## Stated exercise:
Show every line where "bajaradi" occurs.

Items from a data source:
★ ★ ★ ★

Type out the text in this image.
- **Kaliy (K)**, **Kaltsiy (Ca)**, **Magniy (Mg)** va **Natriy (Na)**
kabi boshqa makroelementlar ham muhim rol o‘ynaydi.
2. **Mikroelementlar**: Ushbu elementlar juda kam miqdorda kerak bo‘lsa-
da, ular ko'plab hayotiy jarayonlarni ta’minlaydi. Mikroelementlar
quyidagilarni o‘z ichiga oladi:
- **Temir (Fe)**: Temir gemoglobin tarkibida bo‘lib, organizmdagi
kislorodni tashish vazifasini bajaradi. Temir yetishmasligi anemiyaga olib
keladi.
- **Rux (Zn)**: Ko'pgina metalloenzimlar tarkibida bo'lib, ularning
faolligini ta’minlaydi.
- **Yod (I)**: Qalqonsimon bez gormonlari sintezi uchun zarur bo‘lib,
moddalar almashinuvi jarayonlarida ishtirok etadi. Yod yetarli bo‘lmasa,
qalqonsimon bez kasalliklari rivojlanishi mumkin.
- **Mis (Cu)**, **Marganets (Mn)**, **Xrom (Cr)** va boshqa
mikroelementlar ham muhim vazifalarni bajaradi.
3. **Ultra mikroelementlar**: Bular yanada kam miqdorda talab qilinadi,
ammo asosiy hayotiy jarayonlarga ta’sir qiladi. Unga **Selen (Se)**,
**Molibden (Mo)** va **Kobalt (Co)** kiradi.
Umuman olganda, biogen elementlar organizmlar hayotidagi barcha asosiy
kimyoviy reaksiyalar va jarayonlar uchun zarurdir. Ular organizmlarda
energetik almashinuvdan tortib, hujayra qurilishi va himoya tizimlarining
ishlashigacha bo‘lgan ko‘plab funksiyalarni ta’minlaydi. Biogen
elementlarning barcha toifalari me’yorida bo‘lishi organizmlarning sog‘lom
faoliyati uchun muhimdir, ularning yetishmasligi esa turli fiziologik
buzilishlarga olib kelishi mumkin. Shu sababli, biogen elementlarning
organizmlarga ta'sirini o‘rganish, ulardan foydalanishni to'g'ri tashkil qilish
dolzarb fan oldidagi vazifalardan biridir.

★ ★ ★ ★

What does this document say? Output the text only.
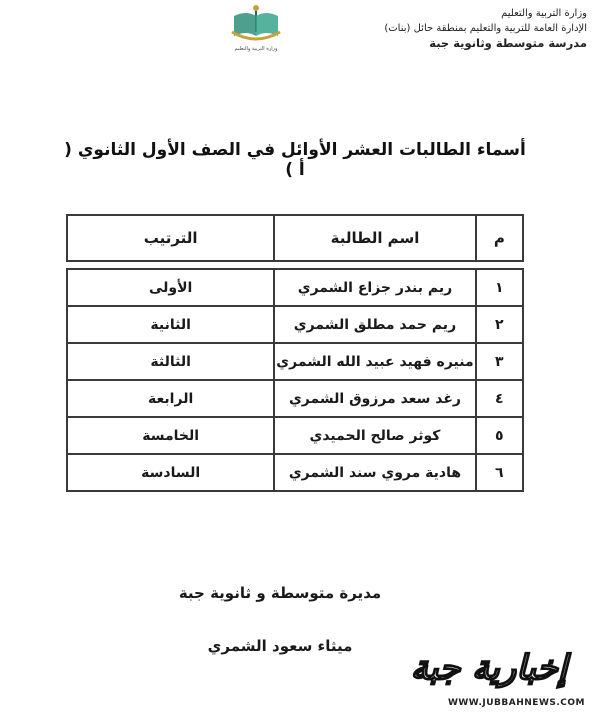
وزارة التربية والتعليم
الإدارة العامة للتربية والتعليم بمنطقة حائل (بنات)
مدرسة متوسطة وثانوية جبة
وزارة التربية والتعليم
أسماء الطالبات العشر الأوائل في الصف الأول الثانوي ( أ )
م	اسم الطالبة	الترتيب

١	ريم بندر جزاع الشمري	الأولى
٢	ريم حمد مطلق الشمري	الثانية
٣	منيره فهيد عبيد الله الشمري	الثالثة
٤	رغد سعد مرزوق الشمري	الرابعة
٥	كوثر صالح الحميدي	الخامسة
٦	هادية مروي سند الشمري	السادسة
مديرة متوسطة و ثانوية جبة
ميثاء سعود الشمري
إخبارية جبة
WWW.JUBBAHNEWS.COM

★ ★ ★ ★

## Result of the exercise:
kislorodni tashish vazifasini bajaradi. Temir yetishmasligi anemiyaga olib
mikroelementlar ham muhim vazifalarni bajaradi.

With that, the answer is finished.